• [DATA ROWS]
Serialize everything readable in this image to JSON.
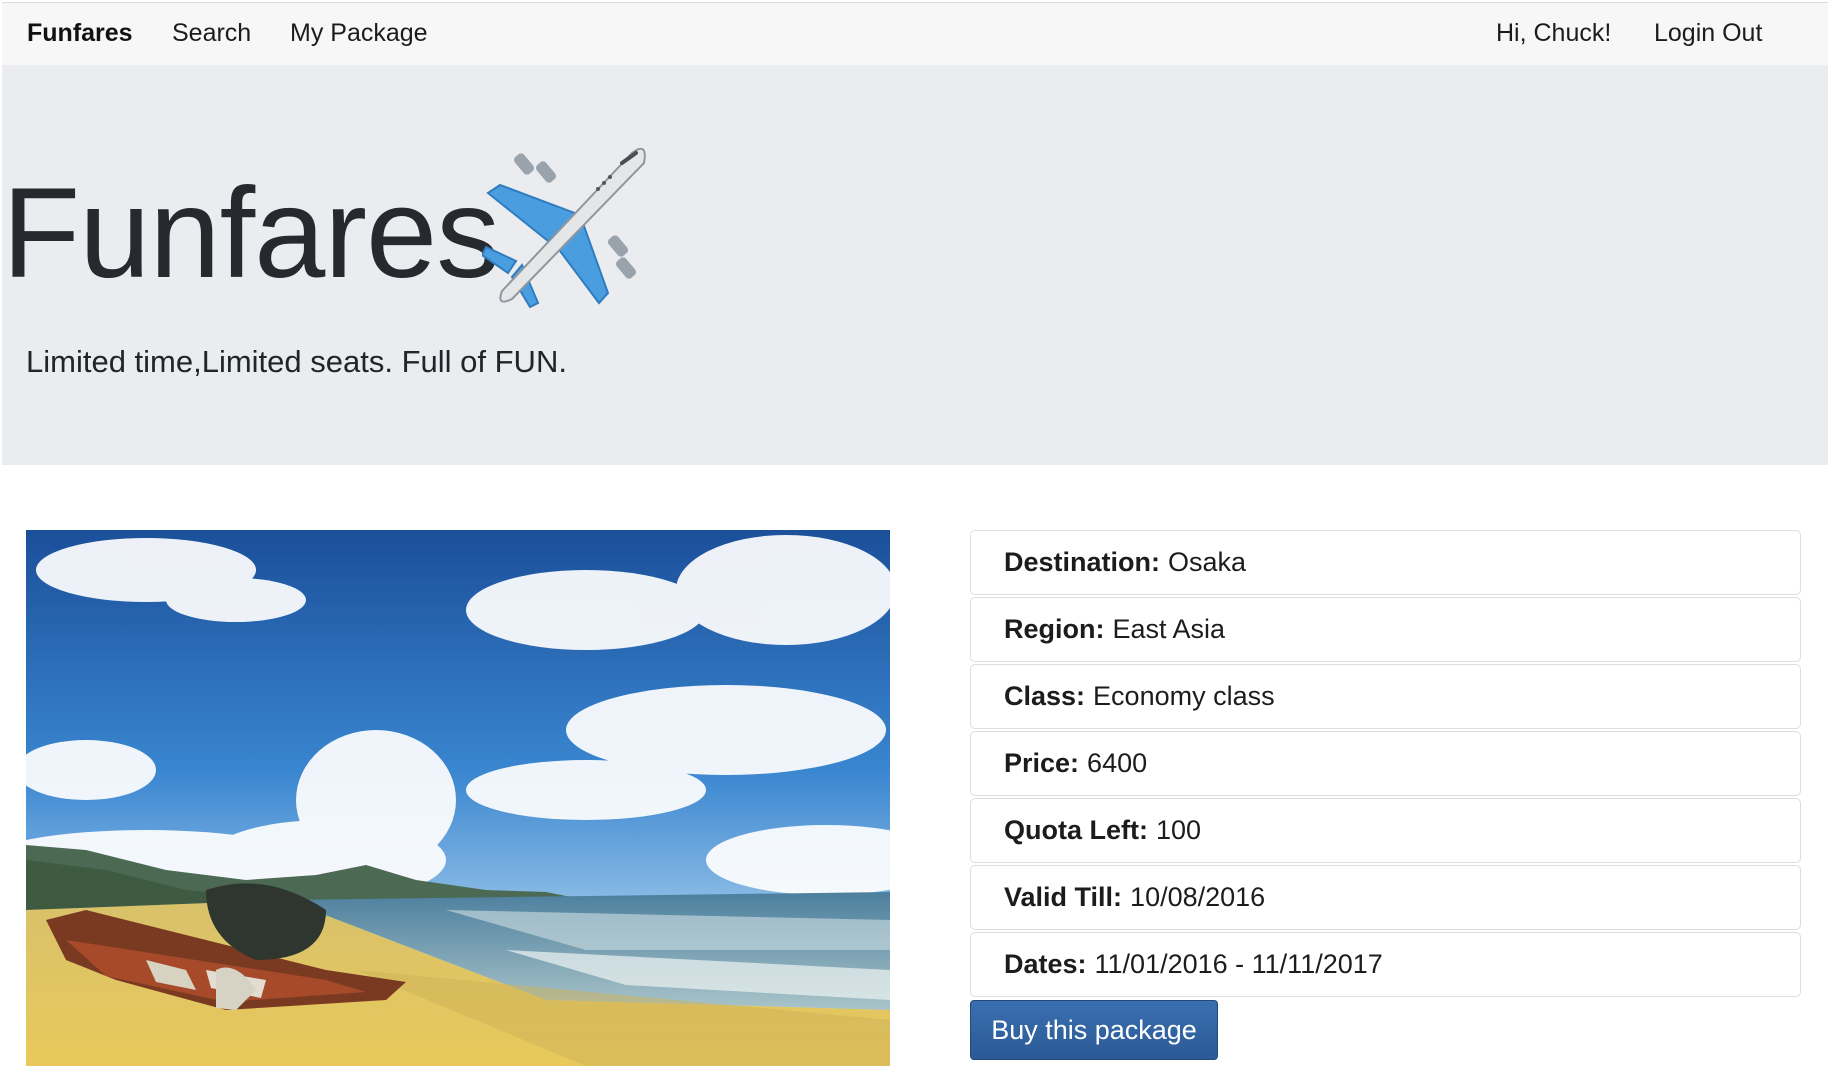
{
  "nav": {
    "brand": "Funfares",
    "search": "Search",
    "my_package": "My Package",
    "greeting": "Hi, Chuck!",
    "logout": "Login Out"
  },
  "hero": {
    "title": "Funfares",
    "icon": "airplane-icon",
    "tagline": "Limited time,Limited seats. Full of FUN."
  },
  "package": {
    "image": "beach-photo",
    "details": [
      {
        "label": "Destination:",
        "value": "Osaka"
      },
      {
        "label": "Region:",
        "value": "East Asia"
      },
      {
        "label": "Class:",
        "value": "Economy class"
      },
      {
        "label": "Price:",
        "value": "6400"
      },
      {
        "label": "Quota Left:",
        "value": "100"
      },
      {
        "label": "Valid Till:",
        "value": "10/08/2016"
      },
      {
        "label": "Dates:",
        "value": "11/01/2016 - 11/11/2017"
      }
    ],
    "buy_label": "Buy this package"
  },
  "colors": {
    "navbar_bg": "#f7f7f8",
    "jumbotron_bg": "#ebecef",
    "button_bg": "#2f61a0"
  }
}
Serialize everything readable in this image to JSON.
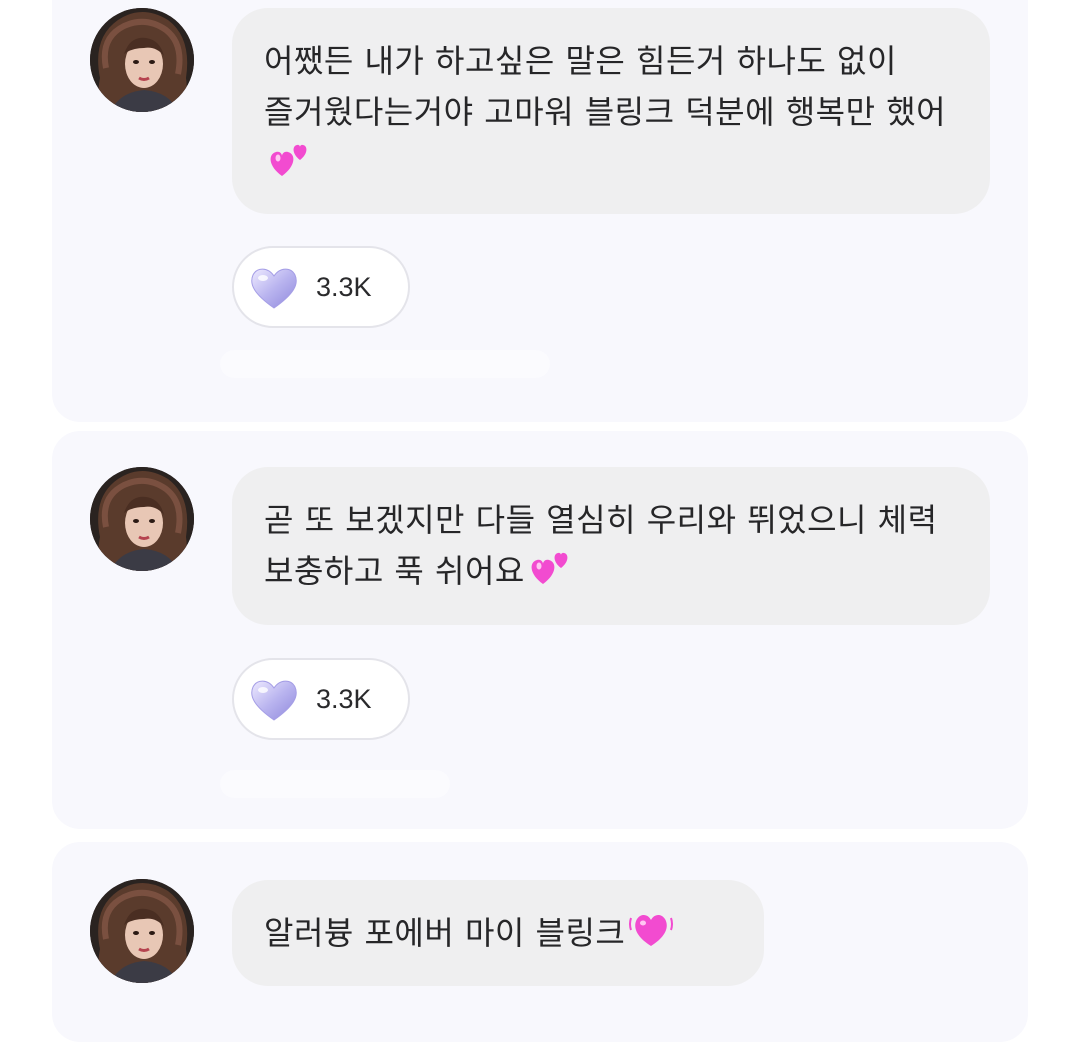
{
  "messages": [
    {
      "text": "어쨌든 내가 하고싶은 말은 힘든거 하나도 없이 즐거웠다는거야 고마워 블링크 덕분에 행복만 했어",
      "emoji": "two-hearts-icon",
      "reaction": {
        "icon": "crystal-heart-icon",
        "count": "3.3K"
      }
    },
    {
      "text": "곧 또 보겠지만 다들 열심히 우리와 뛰었으니 체력 보충하고 푹 쉬어요",
      "emoji": "two-hearts-icon",
      "reaction": {
        "icon": "crystal-heart-icon",
        "count": "3.3K"
      }
    },
    {
      "text": "알러븅 포에버 마이 블링크",
      "emoji": "beating-heart-icon"
    }
  ],
  "colors": {
    "card_background": "#f8f8fd",
    "bubble_background": "#efeff0",
    "text": "#262628",
    "heart_pink": "#f24bd0",
    "reaction_heart": "#b9b4ef"
  }
}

• [INSTRUCTIONS TO FOLLOW] Extract the entries in full, exactly as they are, minus the pictures.

• [THE RESPONSE]
Serialize everything readable in this image to JSON.
{
  "nav": {
    "brand": "Funfares",
    "search": "Search",
    "my_package": "My Package",
    "greeting": "Hi, Chuck!",
    "logout": "Login Out"
  },
  "hero": {
    "title": "Funfares",
    "icon": "airplane-icon",
    "tagline": "Limited time,Limited seats. Full of FUN."
  },
  "package": {
    "image": "beach-photo",
    "details": [
      {
        "label": "Destination:",
        "value": "Osaka"
      },
      {
        "label": "Region:",
        "value": "East Asia"
      },
      {
        "label": "Class:",
        "value": "Economy class"
      },
      {
        "label": "Price:",
        "value": "6400"
      },
      {
        "label": "Quota Left:",
        "value": "100"
      },
      {
        "label": "Valid Till:",
        "value": "10/08/2016"
      },
      {
        "label": "Dates:",
        "value": "11/01/2016 - 11/11/2017"
      }
    ],
    "buy_label": "Buy this package"
  },
  "colors": {
    "navbar_bg": "#f7f7f8",
    "jumbotron_bg": "#ebecef",
    "button_bg": "#2f61a0"
  }
}
Serialize everything readable in this image to JSON.
{
  "messages": [
    {
      "text": "어쨌든 내가 하고싶은 말은 힘든거 하나도 없이 즐거웠다는거야 고마워 블링크 덕분에 행복만 했어",
      "emoji": "two-hearts-icon",
      "reaction": {
        "icon": "crystal-heart-icon",
        "count": "3.3K"
      }
    },
    {
      "text": "곧 또 보겠지만 다들 열심히 우리와 뛰었으니 체력 보충하고 푹 쉬어요",
      "emoji": "two-hearts-icon",
      "reaction": {
        "icon": "crystal-heart-icon",
        "count": "3.3K"
      }
    },
    {
      "text": "알러븅 포에버 마이 블링크",
      "emoji": "beating-heart-icon"
    }
  ],
  "colors": {
    "card_background": "#f8f8fd",
    "bubble_background": "#efeff0",
    "text": "#262628",
    "heart_pink": "#f24bd0",
    "reaction_heart": "#b9b4ef"
  }
}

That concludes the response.